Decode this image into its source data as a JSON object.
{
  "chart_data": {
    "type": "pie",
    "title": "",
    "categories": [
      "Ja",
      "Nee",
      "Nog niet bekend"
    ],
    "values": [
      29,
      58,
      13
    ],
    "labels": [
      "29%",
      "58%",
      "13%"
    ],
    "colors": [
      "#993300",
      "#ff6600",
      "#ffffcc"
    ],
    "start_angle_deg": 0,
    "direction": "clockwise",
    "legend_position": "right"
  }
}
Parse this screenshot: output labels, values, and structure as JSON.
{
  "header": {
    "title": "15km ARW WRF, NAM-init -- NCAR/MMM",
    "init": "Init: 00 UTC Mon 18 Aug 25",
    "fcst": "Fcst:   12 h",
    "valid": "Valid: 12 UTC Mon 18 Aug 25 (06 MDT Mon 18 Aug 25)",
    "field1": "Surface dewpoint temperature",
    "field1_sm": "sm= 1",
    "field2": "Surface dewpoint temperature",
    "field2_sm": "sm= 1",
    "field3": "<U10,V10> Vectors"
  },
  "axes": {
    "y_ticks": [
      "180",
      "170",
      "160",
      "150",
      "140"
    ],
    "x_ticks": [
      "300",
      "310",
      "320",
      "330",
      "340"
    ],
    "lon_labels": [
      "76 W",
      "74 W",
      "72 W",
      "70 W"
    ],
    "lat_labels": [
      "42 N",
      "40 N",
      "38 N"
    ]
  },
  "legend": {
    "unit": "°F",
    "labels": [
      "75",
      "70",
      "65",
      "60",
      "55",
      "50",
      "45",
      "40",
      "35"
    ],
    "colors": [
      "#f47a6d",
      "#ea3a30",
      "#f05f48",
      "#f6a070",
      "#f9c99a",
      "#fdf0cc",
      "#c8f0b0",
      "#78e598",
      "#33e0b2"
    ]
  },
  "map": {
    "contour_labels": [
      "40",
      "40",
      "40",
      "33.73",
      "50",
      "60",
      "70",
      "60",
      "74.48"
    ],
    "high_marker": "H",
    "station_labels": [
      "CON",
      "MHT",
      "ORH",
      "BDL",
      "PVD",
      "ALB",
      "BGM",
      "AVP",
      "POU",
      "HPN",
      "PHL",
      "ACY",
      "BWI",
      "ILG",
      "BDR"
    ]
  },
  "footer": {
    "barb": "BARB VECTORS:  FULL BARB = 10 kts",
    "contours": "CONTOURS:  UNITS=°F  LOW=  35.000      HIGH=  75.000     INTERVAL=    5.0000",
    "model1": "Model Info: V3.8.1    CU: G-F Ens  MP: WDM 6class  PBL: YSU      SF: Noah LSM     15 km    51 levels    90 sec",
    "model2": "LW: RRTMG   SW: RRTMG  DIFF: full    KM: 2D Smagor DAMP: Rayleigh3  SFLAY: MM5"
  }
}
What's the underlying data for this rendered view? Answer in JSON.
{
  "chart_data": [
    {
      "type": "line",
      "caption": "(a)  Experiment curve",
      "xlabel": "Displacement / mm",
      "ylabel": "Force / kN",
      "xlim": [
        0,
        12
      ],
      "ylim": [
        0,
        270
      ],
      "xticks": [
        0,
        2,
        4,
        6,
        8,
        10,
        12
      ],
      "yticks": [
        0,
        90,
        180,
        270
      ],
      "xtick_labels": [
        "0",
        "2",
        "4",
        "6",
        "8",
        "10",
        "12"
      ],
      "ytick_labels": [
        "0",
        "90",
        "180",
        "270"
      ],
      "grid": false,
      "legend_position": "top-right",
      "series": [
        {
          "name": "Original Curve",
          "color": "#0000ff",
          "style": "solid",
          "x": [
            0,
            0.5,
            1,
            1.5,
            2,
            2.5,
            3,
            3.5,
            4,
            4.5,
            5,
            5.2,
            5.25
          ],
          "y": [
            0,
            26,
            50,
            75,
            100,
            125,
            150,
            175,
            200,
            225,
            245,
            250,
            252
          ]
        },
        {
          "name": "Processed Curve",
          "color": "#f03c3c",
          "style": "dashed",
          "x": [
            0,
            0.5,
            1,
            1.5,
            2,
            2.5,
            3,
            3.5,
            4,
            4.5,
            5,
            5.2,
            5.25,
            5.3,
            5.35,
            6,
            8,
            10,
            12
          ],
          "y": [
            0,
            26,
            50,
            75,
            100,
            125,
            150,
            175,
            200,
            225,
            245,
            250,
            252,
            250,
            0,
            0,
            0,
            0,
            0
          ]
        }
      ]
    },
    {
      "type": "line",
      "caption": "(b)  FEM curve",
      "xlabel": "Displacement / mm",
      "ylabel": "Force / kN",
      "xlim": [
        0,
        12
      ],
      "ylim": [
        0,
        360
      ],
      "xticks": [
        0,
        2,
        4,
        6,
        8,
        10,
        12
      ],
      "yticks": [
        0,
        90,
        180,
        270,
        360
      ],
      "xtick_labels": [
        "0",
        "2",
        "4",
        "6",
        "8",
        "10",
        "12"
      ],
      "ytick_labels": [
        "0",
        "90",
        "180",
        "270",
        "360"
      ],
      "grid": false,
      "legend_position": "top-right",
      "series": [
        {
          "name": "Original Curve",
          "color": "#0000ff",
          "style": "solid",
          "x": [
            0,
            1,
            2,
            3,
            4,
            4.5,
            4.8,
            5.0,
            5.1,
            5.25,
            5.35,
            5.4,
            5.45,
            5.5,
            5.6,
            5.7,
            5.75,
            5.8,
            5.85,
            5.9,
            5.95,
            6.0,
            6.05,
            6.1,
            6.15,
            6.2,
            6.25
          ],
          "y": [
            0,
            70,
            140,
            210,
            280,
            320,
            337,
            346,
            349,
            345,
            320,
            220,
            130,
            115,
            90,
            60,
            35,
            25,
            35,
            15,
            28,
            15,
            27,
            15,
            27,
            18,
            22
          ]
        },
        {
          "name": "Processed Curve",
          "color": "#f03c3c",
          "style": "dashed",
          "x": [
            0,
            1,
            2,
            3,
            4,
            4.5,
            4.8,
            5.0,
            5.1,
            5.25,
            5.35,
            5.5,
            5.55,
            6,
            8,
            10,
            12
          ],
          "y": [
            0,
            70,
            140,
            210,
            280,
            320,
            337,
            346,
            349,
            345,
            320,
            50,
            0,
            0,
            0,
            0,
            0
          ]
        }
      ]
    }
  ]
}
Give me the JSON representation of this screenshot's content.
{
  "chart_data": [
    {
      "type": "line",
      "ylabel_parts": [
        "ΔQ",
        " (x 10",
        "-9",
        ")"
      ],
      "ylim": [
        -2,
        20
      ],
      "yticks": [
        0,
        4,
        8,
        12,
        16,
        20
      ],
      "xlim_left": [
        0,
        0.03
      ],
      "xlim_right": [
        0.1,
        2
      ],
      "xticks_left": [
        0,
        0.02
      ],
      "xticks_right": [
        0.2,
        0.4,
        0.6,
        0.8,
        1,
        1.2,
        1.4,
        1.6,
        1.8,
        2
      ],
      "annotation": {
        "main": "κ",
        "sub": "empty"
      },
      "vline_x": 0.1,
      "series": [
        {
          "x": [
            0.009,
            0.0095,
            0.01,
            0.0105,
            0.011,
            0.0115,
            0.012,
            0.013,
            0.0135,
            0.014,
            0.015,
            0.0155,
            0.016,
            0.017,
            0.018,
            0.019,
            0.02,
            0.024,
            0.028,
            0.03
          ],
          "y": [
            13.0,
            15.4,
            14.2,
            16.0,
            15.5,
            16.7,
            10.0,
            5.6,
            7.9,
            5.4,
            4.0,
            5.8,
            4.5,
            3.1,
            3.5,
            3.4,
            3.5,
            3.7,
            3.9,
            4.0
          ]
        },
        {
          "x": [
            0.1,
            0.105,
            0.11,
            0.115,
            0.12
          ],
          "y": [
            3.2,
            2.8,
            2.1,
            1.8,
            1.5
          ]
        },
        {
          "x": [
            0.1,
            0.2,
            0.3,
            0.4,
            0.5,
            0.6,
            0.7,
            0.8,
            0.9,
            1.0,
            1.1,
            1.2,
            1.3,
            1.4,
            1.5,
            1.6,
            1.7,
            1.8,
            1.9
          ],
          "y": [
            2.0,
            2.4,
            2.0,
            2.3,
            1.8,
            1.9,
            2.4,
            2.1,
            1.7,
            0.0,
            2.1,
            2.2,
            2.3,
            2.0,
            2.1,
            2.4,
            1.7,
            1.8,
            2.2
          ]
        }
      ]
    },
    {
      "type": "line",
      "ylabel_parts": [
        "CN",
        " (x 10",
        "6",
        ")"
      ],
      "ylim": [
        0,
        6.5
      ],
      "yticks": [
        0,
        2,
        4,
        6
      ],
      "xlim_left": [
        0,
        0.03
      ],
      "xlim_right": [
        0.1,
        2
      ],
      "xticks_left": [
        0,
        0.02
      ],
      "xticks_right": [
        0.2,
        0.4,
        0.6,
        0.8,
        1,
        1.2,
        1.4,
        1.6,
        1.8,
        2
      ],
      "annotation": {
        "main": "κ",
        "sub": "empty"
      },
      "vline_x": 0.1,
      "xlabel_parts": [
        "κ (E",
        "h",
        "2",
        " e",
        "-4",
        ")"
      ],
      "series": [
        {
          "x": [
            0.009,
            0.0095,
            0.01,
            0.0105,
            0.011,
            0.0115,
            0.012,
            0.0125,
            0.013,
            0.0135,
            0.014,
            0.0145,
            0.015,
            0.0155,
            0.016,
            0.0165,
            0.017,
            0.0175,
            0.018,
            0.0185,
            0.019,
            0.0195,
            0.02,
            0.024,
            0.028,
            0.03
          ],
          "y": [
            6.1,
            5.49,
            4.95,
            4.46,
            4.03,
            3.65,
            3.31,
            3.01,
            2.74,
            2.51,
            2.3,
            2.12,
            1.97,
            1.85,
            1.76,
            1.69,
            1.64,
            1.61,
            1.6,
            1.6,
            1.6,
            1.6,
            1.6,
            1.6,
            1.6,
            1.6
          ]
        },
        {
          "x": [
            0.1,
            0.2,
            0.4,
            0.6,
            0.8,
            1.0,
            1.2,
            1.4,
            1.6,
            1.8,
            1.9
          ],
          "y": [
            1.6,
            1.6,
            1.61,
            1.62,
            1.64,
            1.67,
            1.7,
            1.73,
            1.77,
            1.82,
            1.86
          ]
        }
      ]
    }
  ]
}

# # # # # # #

Given request
Search the entries for the word "JSON", then gather every line that has it.

Task output
Decode this image into its source data as a JSON object.
Parse this screenshot: output labels, values, and structure as JSON.
What's the underlying data for this rendered view? Answer in JSON.
Give me the JSON representation of this screenshot's content.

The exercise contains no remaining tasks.